» Data shown:
* * *
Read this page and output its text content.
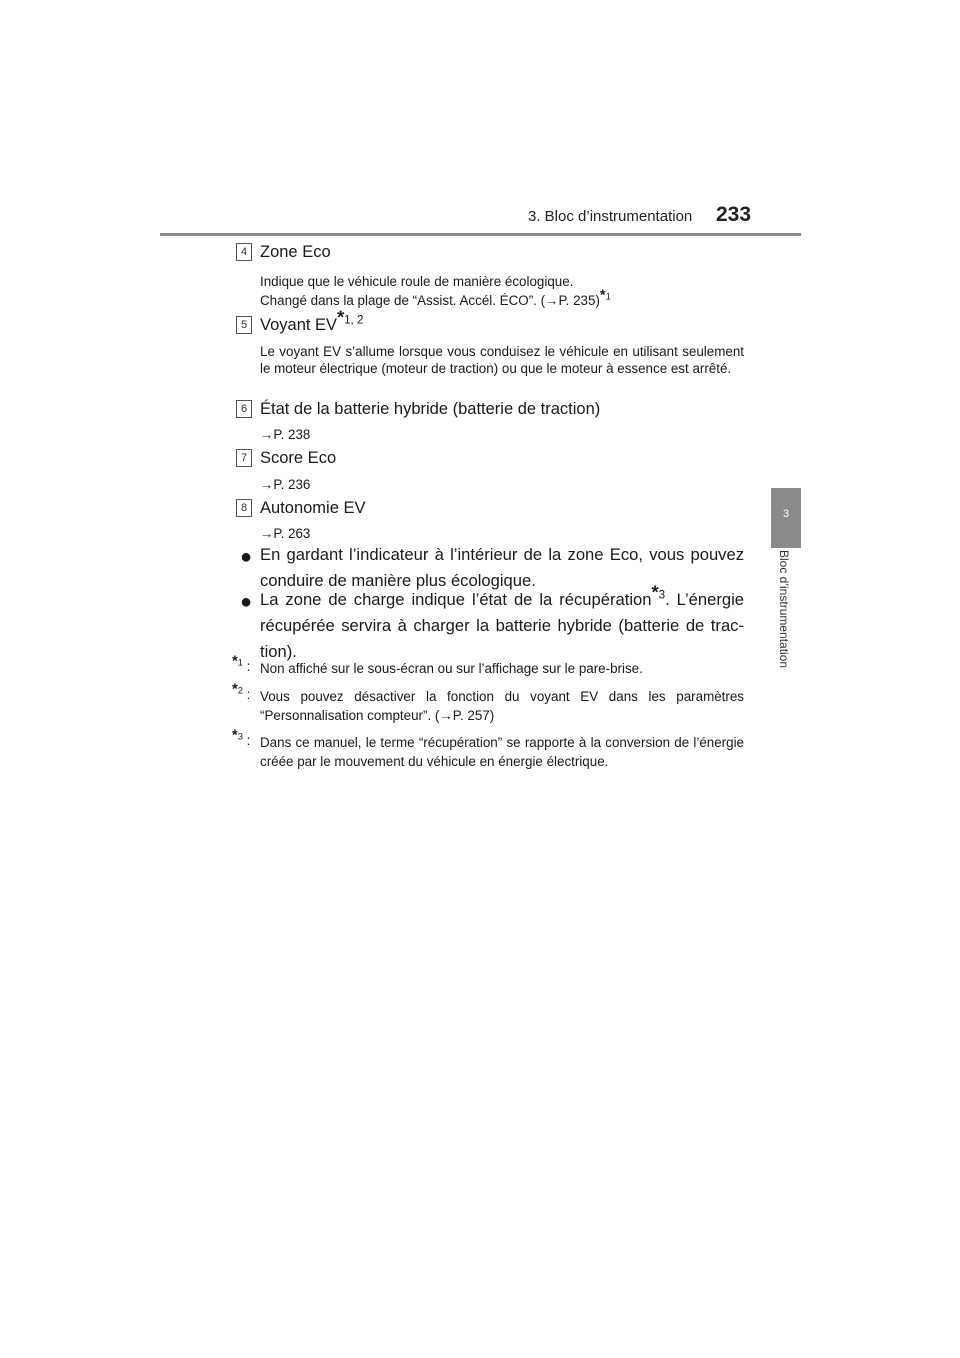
3. Bloc d’instrumentation 233
3
Bloc d’instrumentation
4 Zone Eco
Indique que le véhicule roule de manière écologique.
Changé dans la plage de “Assist. Accél. ÉCO”. (→P. 235)$^{*1}$
5 Voyant EV$^{*1, 2}$
Le voyant EV s’allume lorsque vous conduisez le véhicule en utilisant seulement le moteur électrique (moteur de traction) ou que le moteur à essence est arrêté.
6 État de la batterie hybride (batterie de traction)
→P. 238
7 Score Eco
→P. 236
8 Autonomie EV
→P. 263
● En gardant l’indicateur à l’intérieur de la zone Eco, vous pouvez conduire de manière plus écologique.
● La zone de charge indique l’état de la récupération$^{*3}$. L’énergie récupérée servira à charger la batterie hybride (batterie de trac-tion).
$^{*1}$ : Non affiché sur le sous-écran ou sur l’affichage sur le pare-brise.
$^{*2}$ : Vous pouvez désactiver la fonction du voyant EV dans les paramètres “Personnalisation compteur”. (→P. 257)
$^{*3}$ : Dans ce manuel, le terme “récupération” se rapporte à la conversion de l’énergie créée par le mouvement du véhicule en énergie électrique.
* * *
» To be done: Every line that holds the word "électrique" counts once; state the total number of such lines and nothing else.

» Solution: 2